-- begin Entries shown --

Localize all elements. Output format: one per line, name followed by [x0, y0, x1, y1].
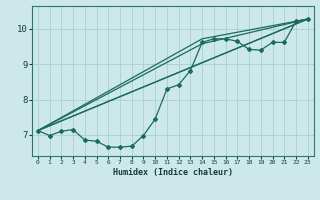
X-axis label: Humidex (Indice chaleur): Humidex (Indice chaleur): [113, 168, 233, 177]
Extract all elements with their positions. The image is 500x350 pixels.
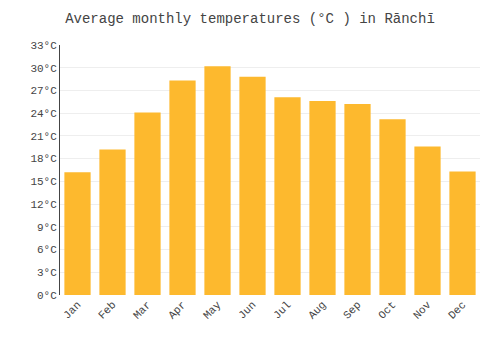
svg-text:Feb: Feb <box>96 299 118 321</box>
svg-text:3°C: 3°C <box>37 267 57 279</box>
svg-text:33°C: 33°C <box>30 40 57 52</box>
svg-text:Jan: Jan <box>61 299 83 321</box>
svg-text:6°C: 6°C <box>37 244 57 256</box>
svg-text:24°C: 24°C <box>30 108 57 120</box>
svg-text:27°C: 27°C <box>30 85 57 97</box>
svg-text:18°C: 18°C <box>30 153 57 165</box>
svg-text:12°C: 12°C <box>30 199 57 211</box>
svg-text:Dec: Dec <box>446 299 468 321</box>
svg-text:0°C: 0°C <box>37 290 57 302</box>
svg-text:Mar: Mar <box>131 299 153 321</box>
svg-text:9°C: 9°C <box>37 222 57 234</box>
svg-text:30°C: 30°C <box>30 63 57 75</box>
svg-text:Nov: Nov <box>411 299 434 322</box>
svg-text:Apr: Apr <box>166 299 188 321</box>
svg-text:Sep: Sep <box>341 299 363 321</box>
svg-text:Aug: Aug <box>306 299 328 321</box>
svg-text:Average monthly temperatures (: Average monthly temperatures (°C ) in Rā… <box>65 11 435 27</box>
svg-text:Jun: Jun <box>236 299 258 321</box>
svg-text:15°C: 15°C <box>30 176 57 188</box>
svg-text:Oct: Oct <box>376 299 398 321</box>
svg-text:21°C: 21°C <box>30 131 57 143</box>
svg-text:Jul: Jul <box>271 299 293 321</box>
svg-text:May: May <box>201 299 224 322</box>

-- end Entries shown --

▶ _Problem to work on_
Repeat the data verbatim, from the line containing "X-axis label: Humidex" down to the end of the data, both ends included. Omit the pictures from your answer.

▶ _Worked answer_
X-axis label: Humidex (Indice chaleur): Humidex (Indice chaleur): [113, 168, 233, 177]
Extract all elements with their positions. The image is 500x350 pixels.
svg-text:Feb: Feb <box>96 299 118 321</box>
svg-text:3°C: 3°C <box>37 267 57 279</box>
svg-text:33°C: 33°C <box>30 40 57 52</box>
svg-text:Jan: Jan <box>61 299 83 321</box>
svg-text:6°C: 6°C <box>37 244 57 256</box>
svg-text:24°C: 24°C <box>30 108 57 120</box>
svg-text:27°C: 27°C <box>30 85 57 97</box>
svg-text:18°C: 18°C <box>30 153 57 165</box>
svg-text:12°C: 12°C <box>30 199 57 211</box>
svg-text:Dec: Dec <box>446 299 468 321</box>
svg-text:0°C: 0°C <box>37 290 57 302</box>
svg-text:Mar: Mar <box>131 299 153 321</box>
svg-text:9°C: 9°C <box>37 222 57 234</box>
svg-text:30°C: 30°C <box>30 63 57 75</box>
svg-text:Nov: Nov <box>411 299 434 322</box>
svg-text:Apr: Apr <box>166 299 188 321</box>
svg-text:Sep: Sep <box>341 299 363 321</box>
svg-text:Aug: Aug <box>306 299 328 321</box>
svg-text:Average monthly temperatures (: Average monthly temperatures (°C ) in Rā… <box>65 11 435 27</box>
svg-text:Jun: Jun <box>236 299 258 321</box>
svg-text:15°C: 15°C <box>30 176 57 188</box>
svg-text:Oct: Oct <box>376 299 398 321</box>
svg-text:21°C: 21°C <box>30 131 57 143</box>
svg-text:Jul: Jul <box>271 299 293 321</box>
svg-text:May: May <box>201 299 224 322</box>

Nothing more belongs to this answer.